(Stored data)
===============
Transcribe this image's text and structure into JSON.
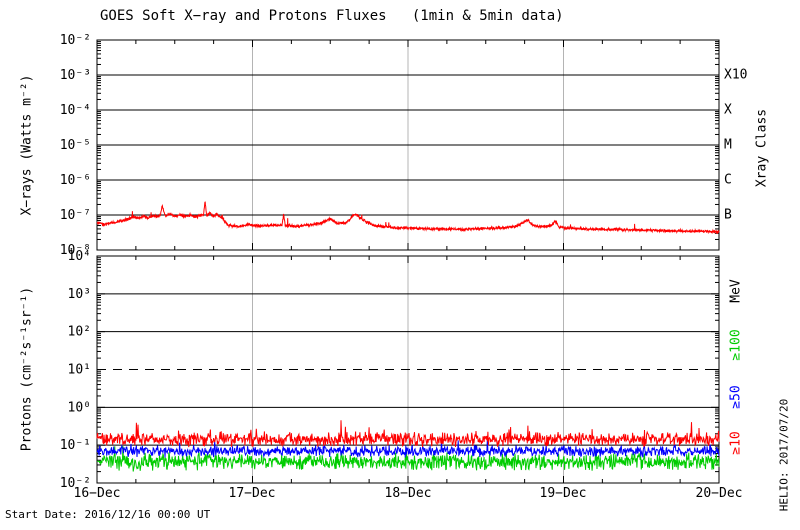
{
  "title": "GOES Soft X−ray and Protons Fluxes   (1min & 5min data)",
  "footer": {
    "start_date_label": "Start Date: 2016/12/16 00:00 UT",
    "credit": "HELIO: 2017/07/20"
  },
  "colors": {
    "xray_trace": "#ff0000",
    "proton_ge10": "#ff0000",
    "proton_ge50": "#0000ff",
    "proton_ge100": "#00cc00",
    "day_gridline": "#b4b4b4",
    "axis": "#000000",
    "background": "#ffffff"
  },
  "chart_data": [
    {
      "type": "line",
      "name": "goes-soft-xray-panel",
      "ylabel": "X−rays (Watts m⁻²)",
      "right_axis_title": "Xray Class",
      "ylim_log10": [
        -8,
        -2
      ],
      "grid": "horizontal-decades-solid, vertical-day-gray",
      "y_ticks": [
        {
          "label": "10⁻²",
          "log": -2
        },
        {
          "label": "10⁻³",
          "log": -3
        },
        {
          "label": "10⁻⁴",
          "log": -4
        },
        {
          "label": "10⁻⁵",
          "log": -5
        },
        {
          "label": "10⁻⁶",
          "log": -6
        },
        {
          "label": "10⁻⁷",
          "log": -7
        },
        {
          "label": "10⁻⁸",
          "log": -8
        }
      ],
      "class_bands": [
        {
          "label": "B",
          "log": -7
        },
        {
          "label": "C",
          "log": -6
        },
        {
          "label": "M",
          "log": -5
        },
        {
          "label": "X",
          "log": -4
        },
        {
          "label": "X10",
          "log": -3
        }
      ],
      "x_axis": {
        "labels": [
          "16−Dec",
          "17−Dec",
          "18−Dec",
          "19−Dec",
          "20−Dec"
        ],
        "span_days": 4,
        "minor_tick_hours": 6
      },
      "series": [
        {
          "name": "xray-long-flux",
          "cadence": "1min",
          "color": "#ff0000",
          "jitter_dex": 0.05,
          "anchors_day_log10flux": [
            [
              0.0,
              -7.22
            ],
            [
              0.06,
              -7.27
            ],
            [
              0.12,
              -7.2
            ],
            [
              0.17,
              -7.15
            ],
            [
              0.21,
              -7.1
            ],
            [
              0.24,
              -7.04
            ],
            [
              0.27,
              -7.1
            ],
            [
              0.3,
              -7.03
            ],
            [
              0.33,
              -7.08
            ],
            [
              0.36,
              -7.02
            ],
            [
              0.39,
              -7.06
            ],
            [
              0.41,
              -6.98
            ],
            [
              0.42,
              -6.72
            ],
            [
              0.435,
              -6.98
            ],
            [
              0.45,
              -7.03
            ],
            [
              0.47,
              -6.97
            ],
            [
              0.5,
              -7.04
            ],
            [
              0.53,
              -6.99
            ],
            [
              0.56,
              -7.05
            ],
            [
              0.6,
              -7.0
            ],
            [
              0.63,
              -7.06
            ],
            [
              0.66,
              -7.02
            ],
            [
              0.685,
              -7.0
            ],
            [
              0.695,
              -6.6
            ],
            [
              0.705,
              -7.02
            ],
            [
              0.73,
              -6.95
            ],
            [
              0.75,
              -7.06
            ],
            [
              0.77,
              -6.97
            ],
            [
              0.79,
              -7.05
            ],
            [
              0.81,
              -7.1
            ],
            [
              0.84,
              -7.3
            ],
            [
              0.9,
              -7.32
            ],
            [
              0.97,
              -7.28
            ],
            [
              1.05,
              -7.31
            ],
            [
              1.13,
              -7.28
            ],
            [
              1.19,
              -7.3
            ],
            [
              1.2,
              -6.97
            ],
            [
              1.21,
              -7.3
            ],
            [
              1.28,
              -7.32
            ],
            [
              1.38,
              -7.28
            ],
            [
              1.46,
              -7.2
            ],
            [
              1.5,
              -7.1
            ],
            [
              1.54,
              -7.22
            ],
            [
              1.6,
              -7.24
            ],
            [
              1.64,
              -7.05
            ],
            [
              1.665,
              -6.97
            ],
            [
              1.69,
              -7.08
            ],
            [
              1.73,
              -7.2
            ],
            [
              1.8,
              -7.32
            ],
            [
              1.9,
              -7.36
            ],
            [
              2.05,
              -7.38
            ],
            [
              2.2,
              -7.4
            ],
            [
              2.35,
              -7.41
            ],
            [
              2.5,
              -7.38
            ],
            [
              2.62,
              -7.36
            ],
            [
              2.7,
              -7.32
            ],
            [
              2.77,
              -7.14
            ],
            [
              2.8,
              -7.28
            ],
            [
              2.85,
              -7.34
            ],
            [
              2.92,
              -7.3
            ],
            [
              2.95,
              -7.18
            ],
            [
              2.97,
              -7.34
            ],
            [
              3.05,
              -7.38
            ],
            [
              3.15,
              -7.4
            ],
            [
              3.3,
              -7.41
            ],
            [
              3.5,
              -7.43
            ],
            [
              3.7,
              -7.45
            ],
            [
              3.85,
              -7.46
            ],
            [
              4.0,
              -7.48
            ]
          ]
        }
      ]
    },
    {
      "type": "line",
      "name": "goes-protons-panel",
      "ylabel": "Protons (cm⁻²s⁻¹sr⁻¹)",
      "right_axis_title": "MeV",
      "ylim_log10": [
        -2,
        4
      ],
      "grid": "horizontal-decades-solid, vertical-day-gray",
      "threshold_line": {
        "log": 1,
        "style": "dashed"
      },
      "y_ticks": [
        {
          "label": "10⁴",
          "log": 4
        },
        {
          "label": "10³",
          "log": 3
        },
        {
          "label": "10²",
          "log": 2
        },
        {
          "label": "10¹",
          "log": 1
        },
        {
          "label": "10⁰",
          "log": 0
        },
        {
          "label": "10⁻¹",
          "log": -1
        },
        {
          "label": "10⁻²",
          "log": -2
        }
      ],
      "x_axis": {
        "labels": [
          "16−Dec",
          "17−Dec",
          "18−Dec",
          "19−Dec",
          "20−Dec"
        ],
        "span_days": 4,
        "minor_tick_hours": 6
      },
      "series": [
        {
          "name": "protons-ge10MeV",
          "label": "≥10",
          "color": "#ff0000",
          "cadence": "5min",
          "base_log": -0.84,
          "band_dex": 0.22,
          "spike_rate": 0.02,
          "spike_dex": 0.25,
          "points": 1152
        },
        {
          "name": "protons-ge50MeV",
          "label": "≥50",
          "color": "#0000ff",
          "cadence": "5min",
          "base_log": -1.16,
          "band_dex": 0.17,
          "spike_rate": 0.008,
          "spike_dex": 0.15,
          "points": 1152
        },
        {
          "name": "protons-ge100MeV",
          "label": "≥100",
          "color": "#00cc00",
          "cadence": "5min",
          "base_log": -1.44,
          "band_dex": 0.26,
          "spike_rate": 0.008,
          "spike_dex": 0.18,
          "points": 1152
        }
      ]
    }
  ]
}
===============
WHAT YOU HAVE TO DO:
Copy the records exactly. Skip the pictures.

FULL ANSWER:
Transcribe this image's text and structure into JSON.
{
  "title": "GOES Soft X−ray and Protons Fluxes   (1min & 5min data)",
  "footer": {
    "start_date_label": "Start Date: 2016/12/16 00:00 UT",
    "credit": "HELIO: 2017/07/20"
  },
  "colors": {
    "xray_trace": "#ff0000",
    "proton_ge10": "#ff0000",
    "proton_ge50": "#0000ff",
    "proton_ge100": "#00cc00",
    "day_gridline": "#b4b4b4",
    "axis": "#000000",
    "background": "#ffffff"
  },
  "chart_data": [
    {
      "type": "line",
      "name": "goes-soft-xray-panel",
      "ylabel": "X−rays (Watts m⁻²)",
      "right_axis_title": "Xray Class",
      "ylim_log10": [
        -8,
        -2
      ],
      "grid": "horizontal-decades-solid, vertical-day-gray",
      "y_ticks": [
        {
          "label": "10⁻²",
          "log": -2
        },
        {
          "label": "10⁻³",
          "log": -3
        },
        {
          "label": "10⁻⁴",
          "log": -4
        },
        {
          "label": "10⁻⁵",
          "log": -5
        },
        {
          "label": "10⁻⁶",
          "log": -6
        },
        {
          "label": "10⁻⁷",
          "log": -7
        },
        {
          "label": "10⁻⁸",
          "log": -8
        }
      ],
      "class_bands": [
        {
          "label": "B",
          "log": -7
        },
        {
          "label": "C",
          "log": -6
        },
        {
          "label": "M",
          "log": -5
        },
        {
          "label": "X",
          "log": -4
        },
        {
          "label": "X10",
          "log": -3
        }
      ],
      "x_axis": {
        "labels": [
          "16−Dec",
          "17−Dec",
          "18−Dec",
          "19−Dec",
          "20−Dec"
        ],
        "span_days": 4,
        "minor_tick_hours": 6
      },
      "series": [
        {
          "name": "xray-long-flux",
          "cadence": "1min",
          "color": "#ff0000",
          "jitter_dex": 0.05,
          "anchors_day_log10flux": [
            [
              0.0,
              -7.22
            ],
            [
              0.06,
              -7.27
            ],
            [
              0.12,
              -7.2
            ],
            [
              0.17,
              -7.15
            ],
            [
              0.21,
              -7.1
            ],
            [
              0.24,
              -7.04
            ],
            [
              0.27,
              -7.1
            ],
            [
              0.3,
              -7.03
            ],
            [
              0.33,
              -7.08
            ],
            [
              0.36,
              -7.02
            ],
            [
              0.39,
              -7.06
            ],
            [
              0.41,
              -6.98
            ],
            [
              0.42,
              -6.72
            ],
            [
              0.435,
              -6.98
            ],
            [
              0.45,
              -7.03
            ],
            [
              0.47,
              -6.97
            ],
            [
              0.5,
              -7.04
            ],
            [
              0.53,
              -6.99
            ],
            [
              0.56,
              -7.05
            ],
            [
              0.6,
              -7.0
            ],
            [
              0.63,
              -7.06
            ],
            [
              0.66,
              -7.02
            ],
            [
              0.685,
              -7.0
            ],
            [
              0.695,
              -6.6
            ],
            [
              0.705,
              -7.02
            ],
            [
              0.73,
              -6.95
            ],
            [
              0.75,
              -7.06
            ],
            [
              0.77,
              -6.97
            ],
            [
              0.79,
              -7.05
            ],
            [
              0.81,
              -7.1
            ],
            [
              0.84,
              -7.3
            ],
            [
              0.9,
              -7.32
            ],
            [
              0.97,
              -7.28
            ],
            [
              1.05,
              -7.31
            ],
            [
              1.13,
              -7.28
            ],
            [
              1.19,
              -7.3
            ],
            [
              1.2,
              -6.97
            ],
            [
              1.21,
              -7.3
            ],
            [
              1.28,
              -7.32
            ],
            [
              1.38,
              -7.28
            ],
            [
              1.46,
              -7.2
            ],
            [
              1.5,
              -7.1
            ],
            [
              1.54,
              -7.22
            ],
            [
              1.6,
              -7.24
            ],
            [
              1.64,
              -7.05
            ],
            [
              1.665,
              -6.97
            ],
            [
              1.69,
              -7.08
            ],
            [
              1.73,
              -7.2
            ],
            [
              1.8,
              -7.32
            ],
            [
              1.9,
              -7.36
            ],
            [
              2.05,
              -7.38
            ],
            [
              2.2,
              -7.4
            ],
            [
              2.35,
              -7.41
            ],
            [
              2.5,
              -7.38
            ],
            [
              2.62,
              -7.36
            ],
            [
              2.7,
              -7.32
            ],
            [
              2.77,
              -7.14
            ],
            [
              2.8,
              -7.28
            ],
            [
              2.85,
              -7.34
            ],
            [
              2.92,
              -7.3
            ],
            [
              2.95,
              -7.18
            ],
            [
              2.97,
              -7.34
            ],
            [
              3.05,
              -7.38
            ],
            [
              3.15,
              -7.4
            ],
            [
              3.3,
              -7.41
            ],
            [
              3.5,
              -7.43
            ],
            [
              3.7,
              -7.45
            ],
            [
              3.85,
              -7.46
            ],
            [
              4.0,
              -7.48
            ]
          ]
        }
      ]
    },
    {
      "type": "line",
      "name": "goes-protons-panel",
      "ylabel": "Protons (cm⁻²s⁻¹sr⁻¹)",
      "right_axis_title": "MeV",
      "ylim_log10": [
        -2,
        4
      ],
      "grid": "horizontal-decades-solid, vertical-day-gray",
      "threshold_line": {
        "log": 1,
        "style": "dashed"
      },
      "y_ticks": [
        {
          "label": "10⁴",
          "log": 4
        },
        {
          "label": "10³",
          "log": 3
        },
        {
          "label": "10²",
          "log": 2
        },
        {
          "label": "10¹",
          "log": 1
        },
        {
          "label": "10⁰",
          "log": 0
        },
        {
          "label": "10⁻¹",
          "log": -1
        },
        {
          "label": "10⁻²",
          "log": -2
        }
      ],
      "x_axis": {
        "labels": [
          "16−Dec",
          "17−Dec",
          "18−Dec",
          "19−Dec",
          "20−Dec"
        ],
        "span_days": 4,
        "minor_tick_hours": 6
      },
      "series": [
        {
          "name": "protons-ge10MeV",
          "label": "≥10",
          "color": "#ff0000",
          "cadence": "5min",
          "base_log": -0.84,
          "band_dex": 0.22,
          "spike_rate": 0.02,
          "spike_dex": 0.25,
          "points": 1152
        },
        {
          "name": "protons-ge50MeV",
          "label": "≥50",
          "color": "#0000ff",
          "cadence": "5min",
          "base_log": -1.16,
          "band_dex": 0.17,
          "spike_rate": 0.008,
          "spike_dex": 0.15,
          "points": 1152
        },
        {
          "name": "protons-ge100MeV",
          "label": "≥100",
          "color": "#00cc00",
          "cadence": "5min",
          "base_log": -1.44,
          "band_dex": 0.26,
          "spike_rate": 0.008,
          "spike_dex": 0.18,
          "points": 1152
        }
      ]
    }
  ]
}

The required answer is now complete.